(Dataset rows about figures)
——————

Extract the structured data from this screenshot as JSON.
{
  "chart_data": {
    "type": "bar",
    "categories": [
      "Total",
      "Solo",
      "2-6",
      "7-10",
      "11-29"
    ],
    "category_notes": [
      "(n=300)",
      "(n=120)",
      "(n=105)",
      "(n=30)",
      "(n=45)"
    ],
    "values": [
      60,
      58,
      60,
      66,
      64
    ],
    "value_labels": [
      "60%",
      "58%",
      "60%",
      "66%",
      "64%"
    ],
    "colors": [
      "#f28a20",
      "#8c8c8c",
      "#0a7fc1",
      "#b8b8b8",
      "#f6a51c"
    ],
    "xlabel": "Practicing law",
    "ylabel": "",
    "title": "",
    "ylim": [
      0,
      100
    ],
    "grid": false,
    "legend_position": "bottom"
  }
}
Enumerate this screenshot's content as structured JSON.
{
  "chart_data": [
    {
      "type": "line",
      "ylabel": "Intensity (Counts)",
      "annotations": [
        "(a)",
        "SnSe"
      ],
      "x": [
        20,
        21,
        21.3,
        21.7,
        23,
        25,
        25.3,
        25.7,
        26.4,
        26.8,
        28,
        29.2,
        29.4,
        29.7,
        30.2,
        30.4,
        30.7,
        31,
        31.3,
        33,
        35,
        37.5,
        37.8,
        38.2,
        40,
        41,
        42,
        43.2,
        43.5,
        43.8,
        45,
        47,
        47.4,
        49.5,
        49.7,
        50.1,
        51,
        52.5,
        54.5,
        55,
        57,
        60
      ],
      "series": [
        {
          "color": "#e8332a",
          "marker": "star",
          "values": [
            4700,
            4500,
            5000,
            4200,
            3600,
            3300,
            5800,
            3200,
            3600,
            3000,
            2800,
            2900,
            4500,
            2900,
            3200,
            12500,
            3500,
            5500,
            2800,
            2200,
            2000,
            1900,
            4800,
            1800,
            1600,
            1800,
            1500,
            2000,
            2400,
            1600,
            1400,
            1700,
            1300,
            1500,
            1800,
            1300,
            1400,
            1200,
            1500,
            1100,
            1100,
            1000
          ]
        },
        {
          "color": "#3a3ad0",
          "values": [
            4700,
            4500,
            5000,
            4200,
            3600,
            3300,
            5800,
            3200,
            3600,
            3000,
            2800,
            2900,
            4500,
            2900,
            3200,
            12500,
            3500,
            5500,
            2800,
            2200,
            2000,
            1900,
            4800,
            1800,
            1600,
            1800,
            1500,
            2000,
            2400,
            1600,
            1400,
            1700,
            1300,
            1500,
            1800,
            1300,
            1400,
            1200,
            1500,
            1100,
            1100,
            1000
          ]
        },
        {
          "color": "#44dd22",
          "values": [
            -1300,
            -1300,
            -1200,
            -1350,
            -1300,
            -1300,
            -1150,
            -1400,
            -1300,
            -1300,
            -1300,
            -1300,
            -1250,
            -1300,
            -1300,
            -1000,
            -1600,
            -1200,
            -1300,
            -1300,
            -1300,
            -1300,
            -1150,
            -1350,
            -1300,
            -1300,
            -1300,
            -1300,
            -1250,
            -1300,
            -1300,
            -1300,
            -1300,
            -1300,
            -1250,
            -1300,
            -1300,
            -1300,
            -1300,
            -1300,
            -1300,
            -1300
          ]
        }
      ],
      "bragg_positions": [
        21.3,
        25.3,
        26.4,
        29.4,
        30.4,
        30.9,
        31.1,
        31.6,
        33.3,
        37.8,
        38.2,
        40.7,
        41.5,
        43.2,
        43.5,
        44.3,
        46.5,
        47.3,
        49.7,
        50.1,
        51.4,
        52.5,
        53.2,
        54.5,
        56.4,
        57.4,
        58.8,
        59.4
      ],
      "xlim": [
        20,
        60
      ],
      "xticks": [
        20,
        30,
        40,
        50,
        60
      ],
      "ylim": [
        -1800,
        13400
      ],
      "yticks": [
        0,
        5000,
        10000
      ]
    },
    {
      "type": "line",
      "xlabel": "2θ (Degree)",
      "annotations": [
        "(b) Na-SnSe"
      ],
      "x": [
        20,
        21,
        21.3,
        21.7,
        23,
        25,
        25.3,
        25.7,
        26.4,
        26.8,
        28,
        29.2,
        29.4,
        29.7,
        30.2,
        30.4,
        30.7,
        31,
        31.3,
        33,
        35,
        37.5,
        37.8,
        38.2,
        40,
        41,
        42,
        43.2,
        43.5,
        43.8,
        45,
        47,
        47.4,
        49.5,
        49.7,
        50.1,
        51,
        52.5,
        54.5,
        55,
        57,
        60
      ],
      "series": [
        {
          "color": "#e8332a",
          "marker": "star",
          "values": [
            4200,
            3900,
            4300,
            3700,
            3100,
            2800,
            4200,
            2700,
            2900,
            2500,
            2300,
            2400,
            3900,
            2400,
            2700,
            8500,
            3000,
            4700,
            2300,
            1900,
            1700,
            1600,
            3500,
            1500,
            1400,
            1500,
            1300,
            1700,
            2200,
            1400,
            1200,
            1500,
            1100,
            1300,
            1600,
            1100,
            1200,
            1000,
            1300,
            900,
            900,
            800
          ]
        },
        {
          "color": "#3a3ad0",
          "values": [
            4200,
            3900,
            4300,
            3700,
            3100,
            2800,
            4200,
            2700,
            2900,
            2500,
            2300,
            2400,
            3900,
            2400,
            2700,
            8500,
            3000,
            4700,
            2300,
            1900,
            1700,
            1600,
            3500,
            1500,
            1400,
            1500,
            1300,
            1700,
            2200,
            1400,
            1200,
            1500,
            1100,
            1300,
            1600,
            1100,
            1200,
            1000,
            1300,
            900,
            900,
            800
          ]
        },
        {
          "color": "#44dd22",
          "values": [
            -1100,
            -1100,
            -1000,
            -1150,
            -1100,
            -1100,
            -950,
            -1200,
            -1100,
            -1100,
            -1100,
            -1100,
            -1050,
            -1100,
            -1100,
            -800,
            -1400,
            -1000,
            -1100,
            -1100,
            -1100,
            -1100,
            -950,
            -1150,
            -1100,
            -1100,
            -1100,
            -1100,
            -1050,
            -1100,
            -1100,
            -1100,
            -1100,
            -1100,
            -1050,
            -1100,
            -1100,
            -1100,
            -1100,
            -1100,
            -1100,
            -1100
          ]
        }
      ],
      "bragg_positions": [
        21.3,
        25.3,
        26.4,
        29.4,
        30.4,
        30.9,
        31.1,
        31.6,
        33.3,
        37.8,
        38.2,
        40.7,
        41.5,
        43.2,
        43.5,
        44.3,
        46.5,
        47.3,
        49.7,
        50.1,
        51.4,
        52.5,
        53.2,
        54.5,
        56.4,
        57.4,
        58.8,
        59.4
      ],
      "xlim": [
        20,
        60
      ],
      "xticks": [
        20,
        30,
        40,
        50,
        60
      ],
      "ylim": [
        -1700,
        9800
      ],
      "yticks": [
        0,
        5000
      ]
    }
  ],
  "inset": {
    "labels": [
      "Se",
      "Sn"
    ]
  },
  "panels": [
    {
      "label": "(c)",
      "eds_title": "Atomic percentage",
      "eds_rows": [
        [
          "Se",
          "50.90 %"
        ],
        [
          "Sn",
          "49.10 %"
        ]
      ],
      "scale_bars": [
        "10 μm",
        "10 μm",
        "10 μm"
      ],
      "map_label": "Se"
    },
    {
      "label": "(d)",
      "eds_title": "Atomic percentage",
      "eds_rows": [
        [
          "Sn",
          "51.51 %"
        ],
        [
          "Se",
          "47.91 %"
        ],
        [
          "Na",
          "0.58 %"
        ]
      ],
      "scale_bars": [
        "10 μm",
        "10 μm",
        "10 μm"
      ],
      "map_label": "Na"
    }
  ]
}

——————

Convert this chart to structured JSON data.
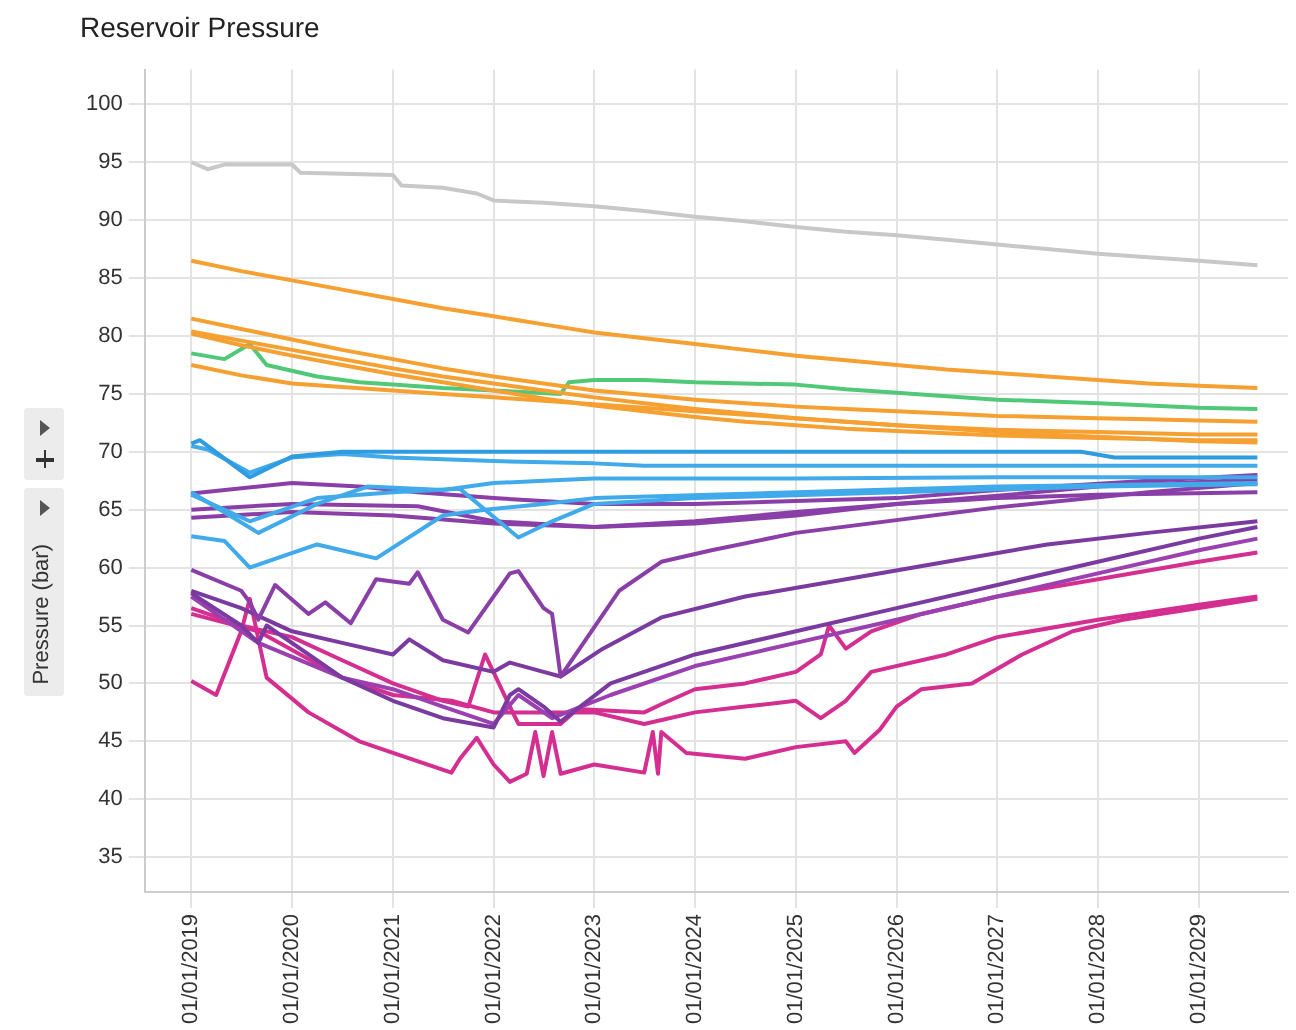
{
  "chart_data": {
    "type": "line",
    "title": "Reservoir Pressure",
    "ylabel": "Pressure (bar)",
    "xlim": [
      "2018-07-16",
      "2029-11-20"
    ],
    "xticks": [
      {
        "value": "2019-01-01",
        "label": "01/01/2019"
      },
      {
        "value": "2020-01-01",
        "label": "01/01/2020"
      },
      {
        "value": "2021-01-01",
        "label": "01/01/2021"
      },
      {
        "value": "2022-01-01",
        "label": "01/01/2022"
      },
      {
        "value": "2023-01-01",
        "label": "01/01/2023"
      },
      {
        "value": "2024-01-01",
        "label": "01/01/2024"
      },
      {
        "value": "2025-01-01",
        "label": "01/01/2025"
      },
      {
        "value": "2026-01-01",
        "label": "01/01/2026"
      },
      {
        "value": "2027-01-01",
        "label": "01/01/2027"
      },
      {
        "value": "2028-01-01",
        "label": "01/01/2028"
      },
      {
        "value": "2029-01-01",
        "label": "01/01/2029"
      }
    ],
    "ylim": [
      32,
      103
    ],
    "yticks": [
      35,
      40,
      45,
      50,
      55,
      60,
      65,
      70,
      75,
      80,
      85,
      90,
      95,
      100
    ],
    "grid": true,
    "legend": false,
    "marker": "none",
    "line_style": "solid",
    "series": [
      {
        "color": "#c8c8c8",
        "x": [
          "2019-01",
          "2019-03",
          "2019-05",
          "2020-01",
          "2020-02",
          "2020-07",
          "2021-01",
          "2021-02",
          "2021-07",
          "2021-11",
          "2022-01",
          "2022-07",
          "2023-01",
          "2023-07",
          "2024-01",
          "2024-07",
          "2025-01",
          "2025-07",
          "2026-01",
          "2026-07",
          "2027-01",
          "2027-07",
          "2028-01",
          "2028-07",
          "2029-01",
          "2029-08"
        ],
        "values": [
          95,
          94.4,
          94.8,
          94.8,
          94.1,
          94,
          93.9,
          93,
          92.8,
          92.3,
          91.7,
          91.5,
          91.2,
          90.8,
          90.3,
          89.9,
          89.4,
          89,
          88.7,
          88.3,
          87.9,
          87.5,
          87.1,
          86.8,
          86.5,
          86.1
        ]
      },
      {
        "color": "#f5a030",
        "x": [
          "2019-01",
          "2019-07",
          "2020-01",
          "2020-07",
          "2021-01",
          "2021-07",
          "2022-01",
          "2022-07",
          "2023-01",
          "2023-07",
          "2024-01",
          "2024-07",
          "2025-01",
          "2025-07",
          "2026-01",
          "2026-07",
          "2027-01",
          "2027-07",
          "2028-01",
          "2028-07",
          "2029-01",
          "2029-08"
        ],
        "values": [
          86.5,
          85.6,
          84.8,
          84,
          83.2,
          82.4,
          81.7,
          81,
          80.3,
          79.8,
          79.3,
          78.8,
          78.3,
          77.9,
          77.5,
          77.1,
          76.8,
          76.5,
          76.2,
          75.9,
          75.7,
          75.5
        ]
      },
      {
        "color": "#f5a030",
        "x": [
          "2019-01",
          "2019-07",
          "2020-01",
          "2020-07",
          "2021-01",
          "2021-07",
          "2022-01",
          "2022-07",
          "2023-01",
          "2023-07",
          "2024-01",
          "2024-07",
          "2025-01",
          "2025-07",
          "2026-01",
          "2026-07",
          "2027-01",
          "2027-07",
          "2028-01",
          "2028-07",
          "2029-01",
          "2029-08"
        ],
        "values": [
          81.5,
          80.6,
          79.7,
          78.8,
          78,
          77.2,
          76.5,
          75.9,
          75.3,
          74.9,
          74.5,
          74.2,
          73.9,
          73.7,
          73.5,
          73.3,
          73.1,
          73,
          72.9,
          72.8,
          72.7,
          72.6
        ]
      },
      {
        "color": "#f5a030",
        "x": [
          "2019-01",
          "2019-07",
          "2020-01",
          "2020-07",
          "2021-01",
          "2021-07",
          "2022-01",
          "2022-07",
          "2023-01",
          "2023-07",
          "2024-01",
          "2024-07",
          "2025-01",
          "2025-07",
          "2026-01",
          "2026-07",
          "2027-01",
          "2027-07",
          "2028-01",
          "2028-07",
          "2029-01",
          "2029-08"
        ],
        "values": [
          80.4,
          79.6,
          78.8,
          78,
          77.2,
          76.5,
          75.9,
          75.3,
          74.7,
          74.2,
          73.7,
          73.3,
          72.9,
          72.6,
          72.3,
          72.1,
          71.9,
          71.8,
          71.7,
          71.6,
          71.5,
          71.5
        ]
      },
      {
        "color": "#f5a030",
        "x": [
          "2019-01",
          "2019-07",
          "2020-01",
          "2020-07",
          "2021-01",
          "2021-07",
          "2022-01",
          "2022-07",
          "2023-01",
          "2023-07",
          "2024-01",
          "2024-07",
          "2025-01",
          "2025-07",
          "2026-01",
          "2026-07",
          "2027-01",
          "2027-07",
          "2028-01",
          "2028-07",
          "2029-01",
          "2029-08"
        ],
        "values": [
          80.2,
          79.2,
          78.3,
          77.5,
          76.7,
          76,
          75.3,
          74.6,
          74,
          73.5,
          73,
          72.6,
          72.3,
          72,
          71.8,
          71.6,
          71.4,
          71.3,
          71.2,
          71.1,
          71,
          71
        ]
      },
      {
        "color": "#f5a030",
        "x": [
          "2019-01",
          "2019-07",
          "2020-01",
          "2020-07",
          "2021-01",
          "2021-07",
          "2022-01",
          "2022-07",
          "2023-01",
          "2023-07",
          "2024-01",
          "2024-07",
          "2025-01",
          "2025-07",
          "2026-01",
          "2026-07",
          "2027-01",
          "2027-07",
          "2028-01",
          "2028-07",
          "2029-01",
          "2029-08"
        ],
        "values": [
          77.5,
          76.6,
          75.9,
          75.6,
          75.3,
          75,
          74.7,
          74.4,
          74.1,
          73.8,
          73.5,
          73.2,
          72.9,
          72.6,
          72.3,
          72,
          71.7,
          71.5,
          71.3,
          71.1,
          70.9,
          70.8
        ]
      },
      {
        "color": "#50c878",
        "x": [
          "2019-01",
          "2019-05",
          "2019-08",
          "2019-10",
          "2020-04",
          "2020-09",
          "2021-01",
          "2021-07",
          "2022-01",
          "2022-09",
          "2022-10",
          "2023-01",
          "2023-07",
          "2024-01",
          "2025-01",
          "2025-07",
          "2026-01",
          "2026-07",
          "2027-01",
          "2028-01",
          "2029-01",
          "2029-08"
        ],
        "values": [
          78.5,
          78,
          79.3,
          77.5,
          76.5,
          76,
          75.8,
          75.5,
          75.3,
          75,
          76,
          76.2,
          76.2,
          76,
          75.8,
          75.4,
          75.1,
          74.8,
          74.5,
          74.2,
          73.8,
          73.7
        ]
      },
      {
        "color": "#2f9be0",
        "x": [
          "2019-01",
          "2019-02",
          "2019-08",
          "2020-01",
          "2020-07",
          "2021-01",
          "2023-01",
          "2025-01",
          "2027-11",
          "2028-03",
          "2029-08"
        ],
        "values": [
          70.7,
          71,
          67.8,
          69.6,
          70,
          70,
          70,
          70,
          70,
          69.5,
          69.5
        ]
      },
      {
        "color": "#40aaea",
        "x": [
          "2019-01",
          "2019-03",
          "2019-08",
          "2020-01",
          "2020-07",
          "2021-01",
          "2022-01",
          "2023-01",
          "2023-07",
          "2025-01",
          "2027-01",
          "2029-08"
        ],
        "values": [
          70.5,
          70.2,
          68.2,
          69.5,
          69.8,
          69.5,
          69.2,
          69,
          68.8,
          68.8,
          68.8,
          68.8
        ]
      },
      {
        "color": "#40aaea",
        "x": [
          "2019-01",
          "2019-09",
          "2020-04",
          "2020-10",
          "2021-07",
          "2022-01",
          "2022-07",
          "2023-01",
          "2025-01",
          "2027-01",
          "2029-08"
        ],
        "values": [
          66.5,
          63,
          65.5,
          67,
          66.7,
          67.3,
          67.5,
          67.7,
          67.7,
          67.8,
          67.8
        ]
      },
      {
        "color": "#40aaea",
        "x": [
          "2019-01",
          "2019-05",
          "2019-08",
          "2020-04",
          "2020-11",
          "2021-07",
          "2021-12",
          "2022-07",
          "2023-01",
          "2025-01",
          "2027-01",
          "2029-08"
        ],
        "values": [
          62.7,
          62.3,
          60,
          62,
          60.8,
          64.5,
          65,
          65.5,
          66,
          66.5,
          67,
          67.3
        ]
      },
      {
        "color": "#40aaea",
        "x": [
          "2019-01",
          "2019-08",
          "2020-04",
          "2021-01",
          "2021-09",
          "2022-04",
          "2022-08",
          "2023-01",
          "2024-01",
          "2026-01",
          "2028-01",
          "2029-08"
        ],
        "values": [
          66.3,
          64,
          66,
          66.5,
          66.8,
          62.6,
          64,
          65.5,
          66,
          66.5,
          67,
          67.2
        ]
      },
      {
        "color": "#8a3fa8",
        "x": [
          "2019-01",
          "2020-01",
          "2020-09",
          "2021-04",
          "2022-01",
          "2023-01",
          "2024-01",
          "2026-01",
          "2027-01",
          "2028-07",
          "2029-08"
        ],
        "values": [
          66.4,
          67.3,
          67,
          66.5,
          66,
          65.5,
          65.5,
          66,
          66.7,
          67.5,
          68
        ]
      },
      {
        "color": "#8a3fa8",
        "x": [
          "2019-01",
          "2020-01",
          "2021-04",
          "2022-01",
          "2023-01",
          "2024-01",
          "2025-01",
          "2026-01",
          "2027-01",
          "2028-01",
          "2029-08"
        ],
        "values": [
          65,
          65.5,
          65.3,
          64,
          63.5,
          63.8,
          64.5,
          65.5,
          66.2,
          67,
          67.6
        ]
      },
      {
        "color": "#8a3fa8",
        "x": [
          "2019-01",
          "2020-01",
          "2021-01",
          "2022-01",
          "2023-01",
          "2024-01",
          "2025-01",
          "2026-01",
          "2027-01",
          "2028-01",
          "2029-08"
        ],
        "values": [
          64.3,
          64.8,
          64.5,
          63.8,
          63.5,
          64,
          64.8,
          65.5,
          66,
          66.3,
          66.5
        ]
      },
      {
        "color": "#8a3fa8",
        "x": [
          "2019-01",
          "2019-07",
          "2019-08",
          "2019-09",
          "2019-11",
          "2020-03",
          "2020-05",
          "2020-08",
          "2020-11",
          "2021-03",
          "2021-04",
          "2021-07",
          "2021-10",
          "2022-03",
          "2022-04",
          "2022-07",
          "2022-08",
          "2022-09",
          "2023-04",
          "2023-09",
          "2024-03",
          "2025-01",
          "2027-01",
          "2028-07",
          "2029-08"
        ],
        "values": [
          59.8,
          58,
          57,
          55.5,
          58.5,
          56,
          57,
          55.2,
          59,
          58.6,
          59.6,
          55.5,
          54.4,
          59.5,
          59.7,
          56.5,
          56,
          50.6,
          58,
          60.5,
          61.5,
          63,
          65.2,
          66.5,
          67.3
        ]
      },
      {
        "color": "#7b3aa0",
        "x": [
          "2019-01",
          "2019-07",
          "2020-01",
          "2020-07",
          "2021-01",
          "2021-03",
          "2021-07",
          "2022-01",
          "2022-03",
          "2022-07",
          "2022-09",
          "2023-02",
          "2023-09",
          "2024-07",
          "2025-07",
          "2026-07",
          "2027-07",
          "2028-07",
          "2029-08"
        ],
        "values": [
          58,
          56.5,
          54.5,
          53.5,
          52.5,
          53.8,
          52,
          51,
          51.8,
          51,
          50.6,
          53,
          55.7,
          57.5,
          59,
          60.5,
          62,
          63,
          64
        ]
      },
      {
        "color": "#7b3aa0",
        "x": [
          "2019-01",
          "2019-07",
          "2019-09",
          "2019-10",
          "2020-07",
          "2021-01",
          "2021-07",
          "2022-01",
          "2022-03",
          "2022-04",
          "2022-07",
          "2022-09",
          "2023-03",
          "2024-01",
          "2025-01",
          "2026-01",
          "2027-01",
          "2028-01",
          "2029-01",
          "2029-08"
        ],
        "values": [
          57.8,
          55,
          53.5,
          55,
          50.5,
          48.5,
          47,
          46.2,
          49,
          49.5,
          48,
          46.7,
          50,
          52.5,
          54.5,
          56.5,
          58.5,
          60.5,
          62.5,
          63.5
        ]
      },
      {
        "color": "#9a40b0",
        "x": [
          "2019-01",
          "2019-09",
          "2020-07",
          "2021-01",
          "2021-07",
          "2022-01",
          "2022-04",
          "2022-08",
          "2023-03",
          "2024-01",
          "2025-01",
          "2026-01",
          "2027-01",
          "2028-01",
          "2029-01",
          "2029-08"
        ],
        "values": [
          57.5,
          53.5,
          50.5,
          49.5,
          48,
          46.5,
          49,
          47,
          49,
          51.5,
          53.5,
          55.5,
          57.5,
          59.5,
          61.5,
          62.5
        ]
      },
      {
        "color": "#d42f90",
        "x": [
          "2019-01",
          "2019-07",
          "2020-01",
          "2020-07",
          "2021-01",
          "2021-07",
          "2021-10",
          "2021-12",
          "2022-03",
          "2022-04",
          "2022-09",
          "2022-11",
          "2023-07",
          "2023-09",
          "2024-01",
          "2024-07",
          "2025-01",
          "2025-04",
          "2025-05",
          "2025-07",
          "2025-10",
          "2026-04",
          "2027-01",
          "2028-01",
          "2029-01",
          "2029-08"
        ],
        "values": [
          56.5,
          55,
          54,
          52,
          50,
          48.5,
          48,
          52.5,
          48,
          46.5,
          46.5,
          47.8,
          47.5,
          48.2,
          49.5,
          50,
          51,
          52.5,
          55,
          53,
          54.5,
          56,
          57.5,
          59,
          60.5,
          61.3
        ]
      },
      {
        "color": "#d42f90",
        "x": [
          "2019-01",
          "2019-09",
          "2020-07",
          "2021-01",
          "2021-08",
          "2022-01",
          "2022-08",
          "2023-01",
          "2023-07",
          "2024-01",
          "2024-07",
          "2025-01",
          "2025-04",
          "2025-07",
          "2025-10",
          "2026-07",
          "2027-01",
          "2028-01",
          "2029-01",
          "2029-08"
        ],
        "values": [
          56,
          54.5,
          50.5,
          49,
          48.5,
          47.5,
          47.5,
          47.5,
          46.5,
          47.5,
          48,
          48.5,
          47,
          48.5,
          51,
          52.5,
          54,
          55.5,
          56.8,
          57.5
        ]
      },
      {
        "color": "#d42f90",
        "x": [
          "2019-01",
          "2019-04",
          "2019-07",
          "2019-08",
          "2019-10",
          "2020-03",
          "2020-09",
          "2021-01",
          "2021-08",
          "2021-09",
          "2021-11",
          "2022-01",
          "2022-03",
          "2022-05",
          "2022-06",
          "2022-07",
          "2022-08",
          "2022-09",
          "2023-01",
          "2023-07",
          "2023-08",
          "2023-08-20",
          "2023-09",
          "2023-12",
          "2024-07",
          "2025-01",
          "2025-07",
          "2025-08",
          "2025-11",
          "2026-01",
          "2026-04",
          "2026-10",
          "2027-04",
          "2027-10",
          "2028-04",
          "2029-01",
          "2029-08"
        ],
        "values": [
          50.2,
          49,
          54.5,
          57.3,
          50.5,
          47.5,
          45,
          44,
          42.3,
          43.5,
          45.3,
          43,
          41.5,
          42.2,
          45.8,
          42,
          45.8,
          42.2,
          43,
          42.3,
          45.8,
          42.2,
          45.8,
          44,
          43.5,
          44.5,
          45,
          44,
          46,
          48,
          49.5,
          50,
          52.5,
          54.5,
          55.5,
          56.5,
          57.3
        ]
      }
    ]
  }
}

——————

Copy each line from the data above that includes "screenshot".

Exercise response:
Extract the structured data from this screenshot as JSON.
Enumerate this screenshot's content as structured JSON.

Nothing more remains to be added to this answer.